▸ EXERCISE MATERIAL
— Begin —
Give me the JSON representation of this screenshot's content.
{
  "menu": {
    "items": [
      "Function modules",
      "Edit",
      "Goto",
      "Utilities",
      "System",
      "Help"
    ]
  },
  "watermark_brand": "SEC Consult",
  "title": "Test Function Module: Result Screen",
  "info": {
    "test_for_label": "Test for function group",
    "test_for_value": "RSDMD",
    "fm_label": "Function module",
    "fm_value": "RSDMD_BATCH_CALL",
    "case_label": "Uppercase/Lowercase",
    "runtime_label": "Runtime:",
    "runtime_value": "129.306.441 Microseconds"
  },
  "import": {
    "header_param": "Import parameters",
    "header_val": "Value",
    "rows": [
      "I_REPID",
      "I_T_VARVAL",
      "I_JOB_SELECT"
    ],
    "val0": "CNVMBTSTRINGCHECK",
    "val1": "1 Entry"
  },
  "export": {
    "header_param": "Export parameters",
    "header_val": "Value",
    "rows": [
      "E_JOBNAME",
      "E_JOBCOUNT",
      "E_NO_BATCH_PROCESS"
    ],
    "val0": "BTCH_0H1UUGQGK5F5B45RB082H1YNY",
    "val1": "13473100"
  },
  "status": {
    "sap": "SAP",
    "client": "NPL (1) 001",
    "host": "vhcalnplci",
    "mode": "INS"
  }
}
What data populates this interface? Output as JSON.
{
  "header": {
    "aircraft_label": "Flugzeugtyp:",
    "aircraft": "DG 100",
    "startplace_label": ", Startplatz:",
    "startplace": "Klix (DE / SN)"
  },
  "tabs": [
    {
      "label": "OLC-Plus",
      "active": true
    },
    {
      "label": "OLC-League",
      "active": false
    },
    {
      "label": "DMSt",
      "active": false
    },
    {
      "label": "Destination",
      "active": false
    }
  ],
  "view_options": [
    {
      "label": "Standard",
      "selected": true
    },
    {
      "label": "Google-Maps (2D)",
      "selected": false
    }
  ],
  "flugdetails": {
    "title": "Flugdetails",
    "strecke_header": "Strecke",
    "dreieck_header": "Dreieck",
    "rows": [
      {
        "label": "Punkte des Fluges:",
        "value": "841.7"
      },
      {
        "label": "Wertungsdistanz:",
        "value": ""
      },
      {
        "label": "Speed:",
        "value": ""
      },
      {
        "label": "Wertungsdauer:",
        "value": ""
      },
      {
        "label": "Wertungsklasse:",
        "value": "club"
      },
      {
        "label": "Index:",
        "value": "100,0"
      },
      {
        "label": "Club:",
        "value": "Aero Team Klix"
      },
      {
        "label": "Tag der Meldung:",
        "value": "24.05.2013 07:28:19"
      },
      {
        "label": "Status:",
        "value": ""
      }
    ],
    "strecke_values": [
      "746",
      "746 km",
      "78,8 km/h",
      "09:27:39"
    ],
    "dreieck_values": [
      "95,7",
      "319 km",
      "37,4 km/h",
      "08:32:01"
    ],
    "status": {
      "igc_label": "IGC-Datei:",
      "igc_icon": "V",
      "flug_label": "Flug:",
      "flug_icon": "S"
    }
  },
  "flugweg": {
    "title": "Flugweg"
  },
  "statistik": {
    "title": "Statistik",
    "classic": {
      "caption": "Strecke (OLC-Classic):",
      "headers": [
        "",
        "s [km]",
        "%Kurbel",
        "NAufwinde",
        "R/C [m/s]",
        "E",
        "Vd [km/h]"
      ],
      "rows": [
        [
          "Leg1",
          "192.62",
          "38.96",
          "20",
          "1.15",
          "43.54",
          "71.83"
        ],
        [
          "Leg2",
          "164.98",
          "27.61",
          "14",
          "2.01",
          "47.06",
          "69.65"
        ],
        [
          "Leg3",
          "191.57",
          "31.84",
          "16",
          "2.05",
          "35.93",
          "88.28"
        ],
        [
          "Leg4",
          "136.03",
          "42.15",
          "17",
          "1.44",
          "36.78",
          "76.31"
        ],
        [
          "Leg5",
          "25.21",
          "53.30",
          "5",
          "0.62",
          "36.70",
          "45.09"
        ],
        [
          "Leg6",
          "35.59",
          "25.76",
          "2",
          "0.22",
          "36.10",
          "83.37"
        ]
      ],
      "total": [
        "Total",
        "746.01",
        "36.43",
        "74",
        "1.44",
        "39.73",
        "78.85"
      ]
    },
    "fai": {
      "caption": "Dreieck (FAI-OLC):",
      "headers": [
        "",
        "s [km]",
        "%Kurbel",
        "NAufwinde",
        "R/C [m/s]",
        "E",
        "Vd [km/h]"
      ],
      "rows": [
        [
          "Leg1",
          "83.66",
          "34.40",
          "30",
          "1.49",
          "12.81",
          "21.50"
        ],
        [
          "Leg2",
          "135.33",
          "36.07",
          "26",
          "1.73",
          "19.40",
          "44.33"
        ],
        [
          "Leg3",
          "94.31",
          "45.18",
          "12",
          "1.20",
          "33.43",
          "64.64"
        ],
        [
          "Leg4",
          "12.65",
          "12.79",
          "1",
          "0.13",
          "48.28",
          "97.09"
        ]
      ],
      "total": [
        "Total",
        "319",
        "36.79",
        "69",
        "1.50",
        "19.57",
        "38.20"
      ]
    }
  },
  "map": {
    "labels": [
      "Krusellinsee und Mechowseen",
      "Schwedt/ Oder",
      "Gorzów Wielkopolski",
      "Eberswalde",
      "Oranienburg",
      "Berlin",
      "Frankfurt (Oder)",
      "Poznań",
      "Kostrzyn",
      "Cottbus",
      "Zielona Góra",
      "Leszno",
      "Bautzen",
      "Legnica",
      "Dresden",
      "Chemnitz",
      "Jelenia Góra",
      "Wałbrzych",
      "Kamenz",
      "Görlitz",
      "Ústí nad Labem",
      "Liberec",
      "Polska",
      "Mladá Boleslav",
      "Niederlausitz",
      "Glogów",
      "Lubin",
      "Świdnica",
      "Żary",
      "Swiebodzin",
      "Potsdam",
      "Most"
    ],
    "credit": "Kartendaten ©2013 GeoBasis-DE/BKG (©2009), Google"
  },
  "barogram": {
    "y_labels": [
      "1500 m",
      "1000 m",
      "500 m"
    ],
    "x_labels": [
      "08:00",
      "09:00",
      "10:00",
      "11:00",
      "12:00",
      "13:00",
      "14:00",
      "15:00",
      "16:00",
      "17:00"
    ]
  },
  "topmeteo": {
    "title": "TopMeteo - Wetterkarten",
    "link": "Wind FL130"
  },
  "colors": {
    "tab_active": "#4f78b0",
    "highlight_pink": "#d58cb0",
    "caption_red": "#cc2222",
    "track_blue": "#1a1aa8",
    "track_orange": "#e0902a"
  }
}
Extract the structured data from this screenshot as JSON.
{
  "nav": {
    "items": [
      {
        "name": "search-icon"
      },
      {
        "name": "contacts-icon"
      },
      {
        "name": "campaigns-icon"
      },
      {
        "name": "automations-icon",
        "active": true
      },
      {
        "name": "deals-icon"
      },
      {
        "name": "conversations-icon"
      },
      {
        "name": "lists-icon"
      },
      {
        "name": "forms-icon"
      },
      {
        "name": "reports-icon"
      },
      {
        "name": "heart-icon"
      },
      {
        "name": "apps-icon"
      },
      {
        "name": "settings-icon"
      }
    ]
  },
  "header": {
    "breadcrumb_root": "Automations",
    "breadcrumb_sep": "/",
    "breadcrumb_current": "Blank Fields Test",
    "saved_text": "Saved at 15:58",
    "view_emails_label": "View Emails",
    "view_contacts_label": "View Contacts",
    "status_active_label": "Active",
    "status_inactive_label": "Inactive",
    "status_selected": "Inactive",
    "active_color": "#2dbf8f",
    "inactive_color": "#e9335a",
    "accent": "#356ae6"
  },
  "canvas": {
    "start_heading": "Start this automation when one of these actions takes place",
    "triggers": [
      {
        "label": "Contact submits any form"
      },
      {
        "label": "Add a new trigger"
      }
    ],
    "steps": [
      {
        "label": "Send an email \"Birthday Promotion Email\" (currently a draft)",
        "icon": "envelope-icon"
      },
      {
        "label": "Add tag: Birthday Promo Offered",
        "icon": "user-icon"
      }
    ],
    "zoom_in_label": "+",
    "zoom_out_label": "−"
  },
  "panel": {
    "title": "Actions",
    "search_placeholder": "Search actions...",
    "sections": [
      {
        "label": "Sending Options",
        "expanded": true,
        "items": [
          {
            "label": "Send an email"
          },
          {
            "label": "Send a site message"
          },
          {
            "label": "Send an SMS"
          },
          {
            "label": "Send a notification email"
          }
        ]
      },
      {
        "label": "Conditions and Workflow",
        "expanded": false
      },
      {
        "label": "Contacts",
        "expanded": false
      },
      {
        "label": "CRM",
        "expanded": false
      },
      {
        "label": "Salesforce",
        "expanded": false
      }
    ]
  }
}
— End —
Of all the lines in the listing above, how many include "parameters"? Write only the number.

2